Exercise description
Omit every image, and transcribe the remaining entries exactly as given.

Supplied entries
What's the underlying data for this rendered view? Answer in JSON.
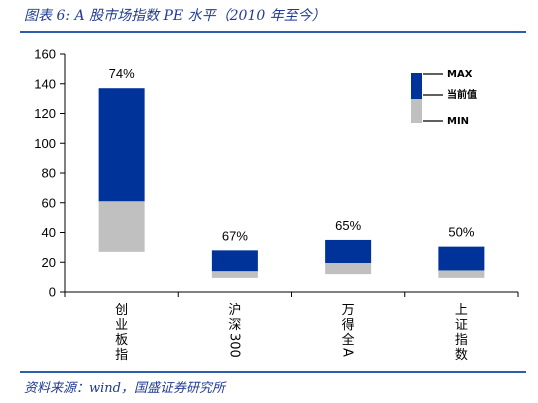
{
  "header": {
    "title": "图表 6:  A 股市场指数 PE 水平（2010 年至今）"
  },
  "footer": {
    "source": "资料来源：wind，国盛证券研究所"
  },
  "chart_data": {
    "type": "bar",
    "stacked_range": true,
    "categories": [
      "创业板指",
      "沪深300",
      "万得全A",
      "上证指数"
    ],
    "min": [
      27,
      9.5,
      12,
      9.5
    ],
    "current": [
      61,
      14,
      19.5,
      14.5
    ],
    "max": [
      137,
      28,
      35,
      30.5
    ],
    "percentile_labels": [
      "74%",
      "67%",
      "65%",
      "50%"
    ],
    "legend": [
      "MAX",
      "当前值",
      "MIN"
    ],
    "legend_placement": "top-right",
    "ylim": [
      0,
      160
    ],
    "yticks": [
      0,
      20,
      40,
      60,
      80,
      100,
      120,
      140,
      160
    ],
    "colors": {
      "upper": "#003399",
      "lower": "#c0c0c0"
    },
    "grid": false
  }
}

Solution to this task
What's the underlying data for this rendered view? Answer in JSON.
{
  "header": {
    "title": "图表 6:  A 股市场指数 PE 水平（2010 年至今）"
  },
  "footer": {
    "source": "资料来源：wind，国盛证券研究所"
  },
  "chart_data": {
    "type": "bar",
    "stacked_range": true,
    "categories": [
      "创业板指",
      "沪深300",
      "万得全A",
      "上证指数"
    ],
    "min": [
      27,
      9.5,
      12,
      9.5
    ],
    "current": [
      61,
      14,
      19.5,
      14.5
    ],
    "max": [
      137,
      28,
      35,
      30.5
    ],
    "percentile_labels": [
      "74%",
      "67%",
      "65%",
      "50%"
    ],
    "legend": [
      "MAX",
      "当前值",
      "MIN"
    ],
    "legend_placement": "top-right",
    "ylim": [
      0,
      160
    ],
    "yticks": [
      0,
      20,
      40,
      60,
      80,
      100,
      120,
      140,
      160
    ],
    "colors": {
      "upper": "#003399",
      "lower": "#c0c0c0"
    },
    "grid": false
  }
}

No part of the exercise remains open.